_STATED EXERCISE_
Without the pictures, copy the entries below word for word.

_A block of data_

-- START --

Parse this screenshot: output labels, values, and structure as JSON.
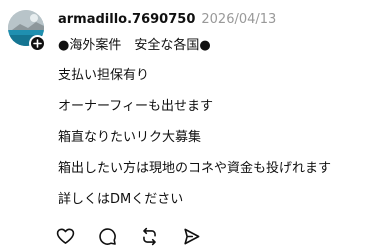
{
  "post": {
    "username": "armadillo.7690750",
    "timestamp": "2026/04/13",
    "bio": "●海外案件　安全な各国●",
    "lines": [
      "支払い担保有り",
      "オーナーフィーも出せます",
      "箱直なりたいリク大募集",
      "箱出したい方は現地のコネや資金も投げれます",
      "詳しくはDMください"
    ]
  },
  "icons": {
    "avatar": "avatar-photo",
    "follow": "plus-icon",
    "like": "heart-icon",
    "reply": "comment-icon",
    "repost": "repost-icon",
    "share": "send-icon"
  },
  "colors": {
    "text": "#101010",
    "muted": "#999999"
  }
}
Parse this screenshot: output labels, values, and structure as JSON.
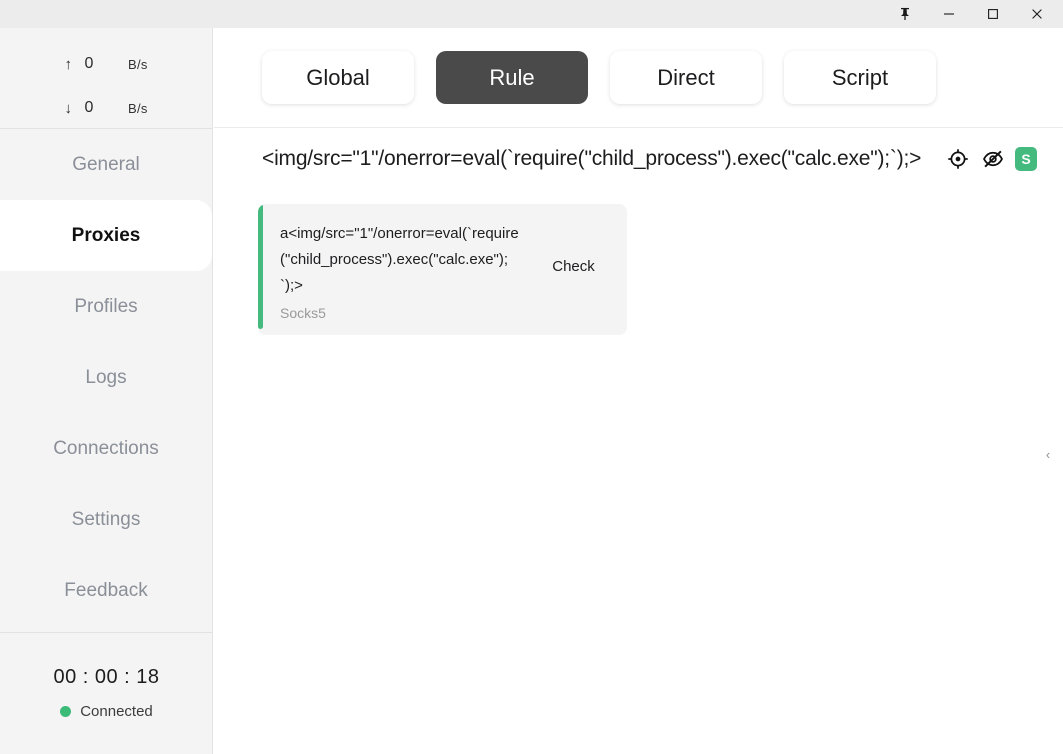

-- END --

_WRITTEN ANSWER_
Parse this screenshot: output labels, values, and structure as JSON.
{
  "post": {
    "username": "armadillo.7690750",
    "timestamp": "2026/04/13",
    "bio": "●海外案件　安全な各国●",
    "lines": [
      "支払い担保有り",
      "オーナーフィーも出せます",
      "箱直なりたいリク大募集",
      "箱出したい方は現地のコネや資金も投げれます",
      "詳しくはDMください"
    ]
  },
  "icons": {
    "avatar": "avatar-photo",
    "follow": "plus-icon",
    "like": "heart-icon",
    "reply": "comment-icon",
    "repost": "repost-icon",
    "share": "send-icon"
  },
  "colors": {
    "text": "#101010",
    "muted": "#999999"
  }
}
Parse this screenshot: output labels, values, and structure as JSON.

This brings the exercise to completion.